> **List of tasks**:
#1 In the text on Experience Project confession data, how many word types does the vocabulary in the Word column contain?
#2 Go on with the text on Experience Project confession data, picking up after its last line.

> **Provided text**:
§
Experience Project categories. "You rock" is a positive exclamative category. "Teehee" is a playful, lighthearted category. "I understand" is an expression of solidarity. "Sorry, hugs" is a sympathetic category. And "Wow, just wow" is negative exclamative, the least used category on the site.

Table tab:ep provides example confessions along with the contextual data we have available. (These examples are less shocking/sad than the norm at this site — they are confessions, after all.)

Data and code

Using the raw texts of the confessions and their associated metadata, I compiled a large table of statistics about individual words in their social context (to the extent that we can recover that context from the site). To load this data into R, move to the directory where you are storing your files for this course (see the Misc menu in R) and then run this command:

1. ep = read.csv('ep3-context.csv')

The file is large, so this might take a little while to load. Once it has loaded, enter

1. head(ep)

This displays the top six lines of the file, which should look like this:

1. Word Category Group Gender Age Count Total
2. 1 abandoned hugs sex male 2 1 25999
3. 2 abandoned rock funny female 2 0 3141
4. 3 abandoned understand offtopic female 1 3 42736
5. 4 abandoned hugs family female 2 6 28671
6. 5 abandoned teehee other unknown unknown 5 71067
7. 6 abandoned understand other female 1 2 10915

Here's a rundown of the column values:

• Word gives the whole vocabulary, which contains 7,448 word types. (Run nlevels(ep$Word) to see this.) All are things that were tagged as adjectives by an automatic part-of-speech tagger.
  1. levels(ep$Word)
  2. [1] "abandoned" "abbreviated" "abdominal" "aberrant"
  3. [5] "abhorred" "abhorrent" "abit" "abject"
  4. [9] "able" "abnormal" "abominable" "aboriginal"
  5. [13] "aborted" "above" "abrasive" "abridged"
  6. ...
• Category gives abbreviated versions of the five reader reaction categories discussed above:
  1. levels(ep$Category)
  2. [1] "hugs" "rock" "teehee" "understand" "wow"
§
> **Information provided**:
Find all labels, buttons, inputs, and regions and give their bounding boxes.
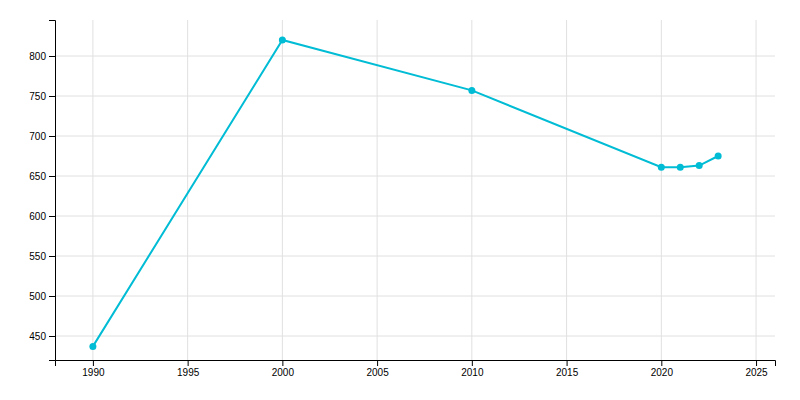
x-tick-label: 2010 xyxy=(461,367,484,378)
grid-line xyxy=(377,20,378,360)
point xyxy=(468,87,475,94)
point xyxy=(715,153,722,160)
y-tick-mark xyxy=(49,336,55,337)
point xyxy=(696,162,703,169)
series xyxy=(89,37,721,350)
y-tick: 500 xyxy=(29,291,55,302)
x-tick-mark xyxy=(567,360,568,366)
chart: 1990 1995 2000 2005 2010 2015 2020 2025 450 500 55… xyxy=(0,0,800,400)
x-tick: 2020 xyxy=(651,360,674,378)
y-tick-label: 750 xyxy=(29,91,46,102)
point xyxy=(677,164,684,171)
x-tick-mark xyxy=(472,360,473,366)
x-tick: 1990 xyxy=(82,360,105,378)
grid-line xyxy=(55,336,775,337)
x-tick-label: 1990 xyxy=(82,367,105,378)
plot: 1990 1995 2000 2005 2010 2015 2020 2025 450 500 55… xyxy=(29,20,775,378)
y-tick: 700 xyxy=(29,131,55,142)
y-tick-label: 550 xyxy=(29,251,46,262)
x-axis-line xyxy=(56,361,776,367)
y-tick: 750 xyxy=(29,91,55,102)
grid-line xyxy=(661,20,662,360)
x-tick-label: 2000 xyxy=(272,367,295,378)
x-tick-mark xyxy=(377,360,378,366)
grid-line xyxy=(187,20,188,360)
x-tick-mark xyxy=(661,360,662,366)
grid-line xyxy=(55,216,775,217)
y-axis-line xyxy=(49,21,56,361)
y-tick-mark xyxy=(49,256,55,257)
y-tick-label: 650 xyxy=(29,171,46,182)
grid-line xyxy=(471,20,472,360)
grid-line xyxy=(55,136,775,137)
y-tick-mark xyxy=(49,216,55,217)
x-tick-label: 1995 xyxy=(177,367,200,378)
x-tick-mark xyxy=(188,360,189,366)
x-tick-mark xyxy=(756,360,757,366)
y-tick-mark xyxy=(49,56,55,57)
y-tick: 450 xyxy=(29,331,55,342)
x-tick-mark xyxy=(93,360,94,366)
y-tick-mark xyxy=(49,176,55,177)
x-tick-label: 2005 xyxy=(366,367,389,378)
grid-line xyxy=(566,20,567,360)
y-tick: 800 xyxy=(29,51,55,62)
y-tick-label: 450 xyxy=(29,331,46,342)
y-tick-mark xyxy=(49,296,55,297)
grid-line xyxy=(92,20,93,360)
x-tick-label: 2015 xyxy=(556,367,579,378)
grid-line xyxy=(756,20,757,360)
y-axis: 450 500 550 600 650 700 750 800 xyxy=(29,21,55,361)
x-tick: 2025 xyxy=(745,360,768,378)
x-tick-label: 2025 xyxy=(745,367,768,378)
x-tick: 2000 xyxy=(272,360,295,378)
grid-line xyxy=(55,256,775,257)
grid-line xyxy=(55,56,775,57)
grid-line xyxy=(55,176,775,177)
x-tick-mark xyxy=(282,360,283,366)
grid-line xyxy=(55,296,775,297)
y-tick-label: 700 xyxy=(29,131,46,142)
grid xyxy=(55,20,775,360)
grid-line xyxy=(282,20,283,360)
x-tick: 2010 xyxy=(461,360,484,378)
y-tick: 600 xyxy=(29,211,55,222)
line xyxy=(93,40,718,346)
x-tick: 2005 xyxy=(366,360,389,378)
point xyxy=(89,343,96,350)
x-tick: 1995 xyxy=(177,360,200,378)
y-tick-mark xyxy=(49,136,55,137)
point xyxy=(658,164,665,171)
y-tick-label: 600 xyxy=(29,211,46,222)
y-tick: 650 xyxy=(29,171,55,182)
y-tick-mark xyxy=(49,96,55,97)
y-tick-label: 500 xyxy=(29,291,46,302)
x-tick-label: 2020 xyxy=(651,367,674,378)
x-tick: 2015 xyxy=(556,360,579,378)
grid-line xyxy=(55,96,775,97)
point xyxy=(279,37,286,44)
y-tick: 550 xyxy=(29,251,55,262)
x-axis: 1990 1995 2000 2005 2010 2015 2020 2025 xyxy=(56,360,776,378)
y-tick-label: 800 xyxy=(29,51,46,62)
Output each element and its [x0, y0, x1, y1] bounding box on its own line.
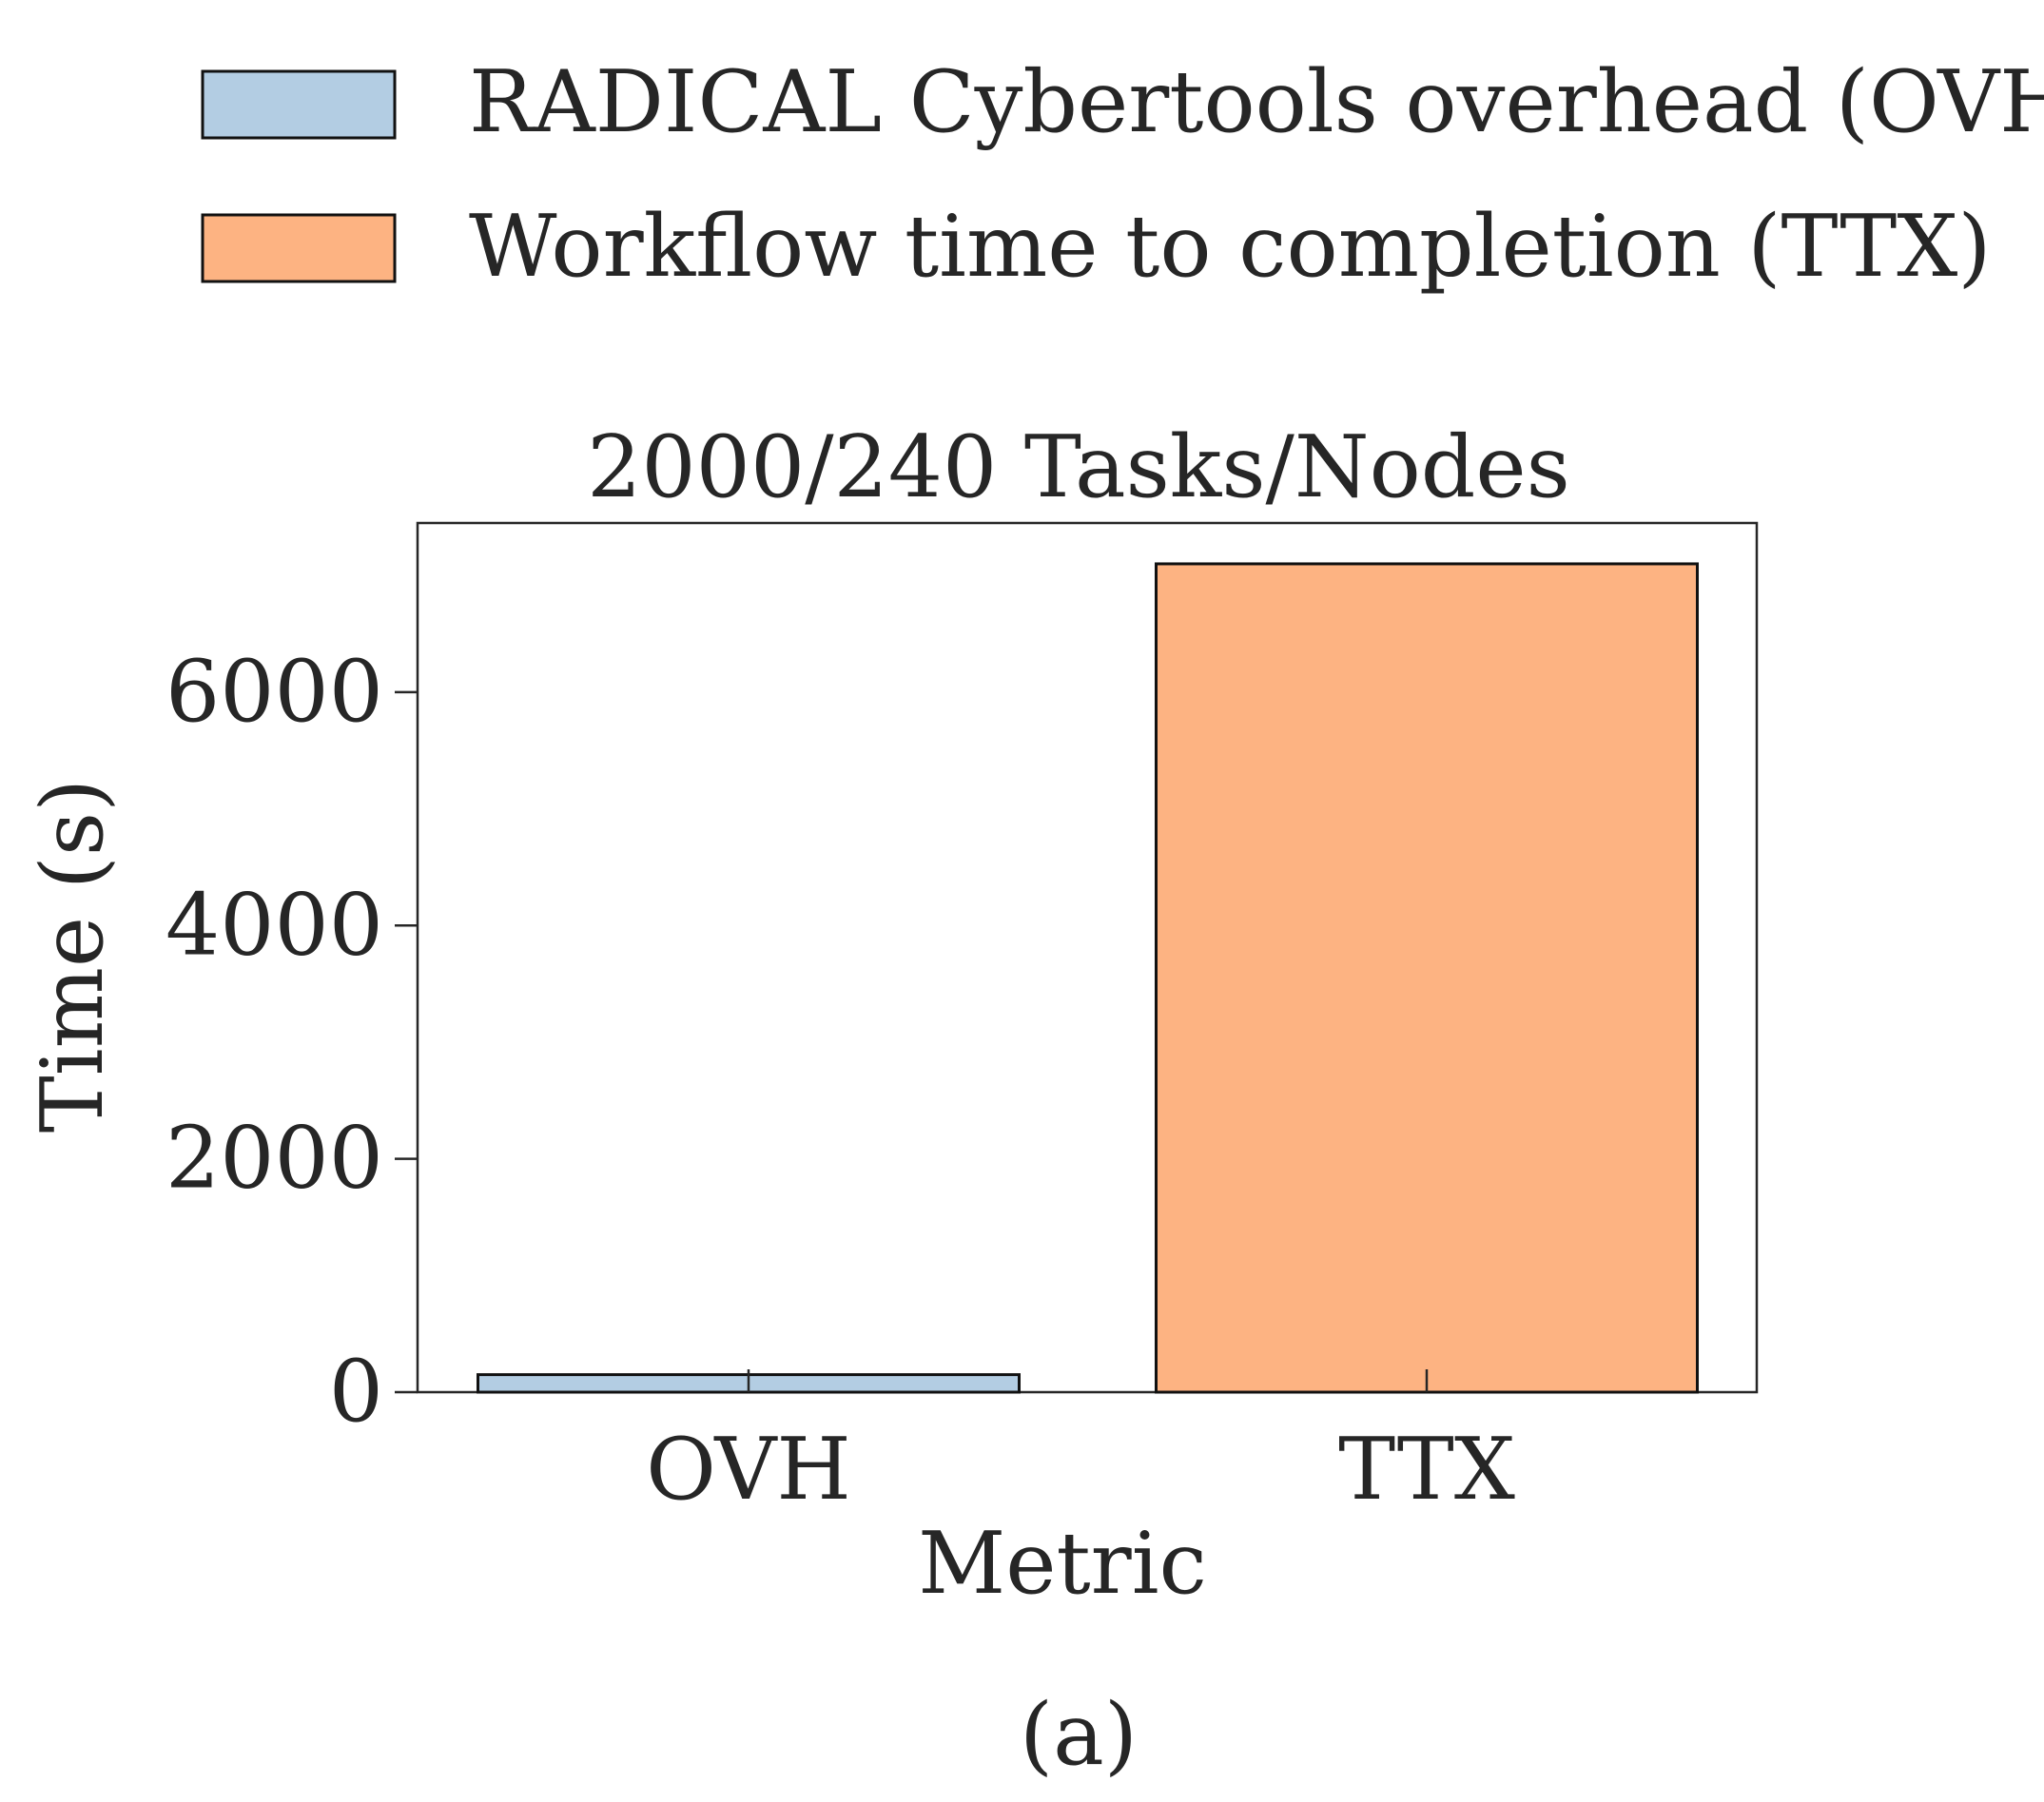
legend: RADICAL Cybertools overhead (OVH) Workfl…: [201, 52, 2044, 297]
legend-swatch-ovh: [201, 69, 397, 140]
y-axis-label: Time (s): [23, 779, 123, 1133]
y-tick-label: 2000: [165, 1109, 383, 1209]
figure-caption: (a): [1020, 1685, 1138, 1785]
y-tick-label: 0: [329, 1342, 383, 1442]
x-axis-label: Metric: [918, 1514, 1207, 1614]
legend-label-ovh: RADICAL Cybertools overhead (OVH): [469, 52, 2044, 152]
bars-group: [477, 562, 1699, 1394]
plot-area: [416, 521, 1759, 1394]
x-tick-label-ttx: TTX: [1338, 1420, 1515, 1520]
y-axis: 0 2000 4000 6000: [165, 642, 418, 1442]
x-axis: OVH TTX: [646, 1369, 1515, 1520]
y-tick-label: 4000: [165, 875, 383, 975]
legend-swatch-ttx: [201, 213, 397, 283]
x-tick-label-ovh: OVH: [646, 1420, 851, 1520]
chart-title: 2000/240 Tasks/Nodes: [587, 417, 1570, 517]
y-tick-label: 6000: [165, 642, 383, 742]
bar-ttx: [1155, 562, 1699, 1394]
legend-label-ttx: Workflow time to completion (TTX): [469, 197, 1991, 297]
§
> **Final answers**:
#1 7,448 word types.

#2
• Group is a large and diverse high-level textual classification chosen by authors of confessions. The site provides dozens and dozens of these groups. The data here are derived from a restricted set:
  1. levels(ep$Group)
  2. [1] "crime" "embarrassing" "family" "friends"
  3. [5] "funny" "health" "love" "offtopic"
  4. [9] "other" "revenge" "school" "sex"
  5. [13] "venting" "work"
• Gender relates to the gender of confession authors:
  1. levels(ep$Gender)
  2. [1] "female" "male" "unknown"
• Age relates to the age of the confession authors:
  1. levels(ep$Age)
  2. [1] "1" "2" "3" "4" "5" "unknown"
• Count is the number of Category reactions received by confessions containing Word in Group with an author of Gender and Age.
• Total is the number of Category reactions used by confessions containing any Word in Group with an author of Gender and Age.

The Count and Total values are not token counts, but rather counts of the number of reaction categories chosen by readers at the site. The actual token counts generally provide a more intuitive estimate of the amount of data that we have about specific words in context, so I have put them in a separate file:

1. eptok = read.csv('ep3-context-tokencounts.csv')
2. head(eptok)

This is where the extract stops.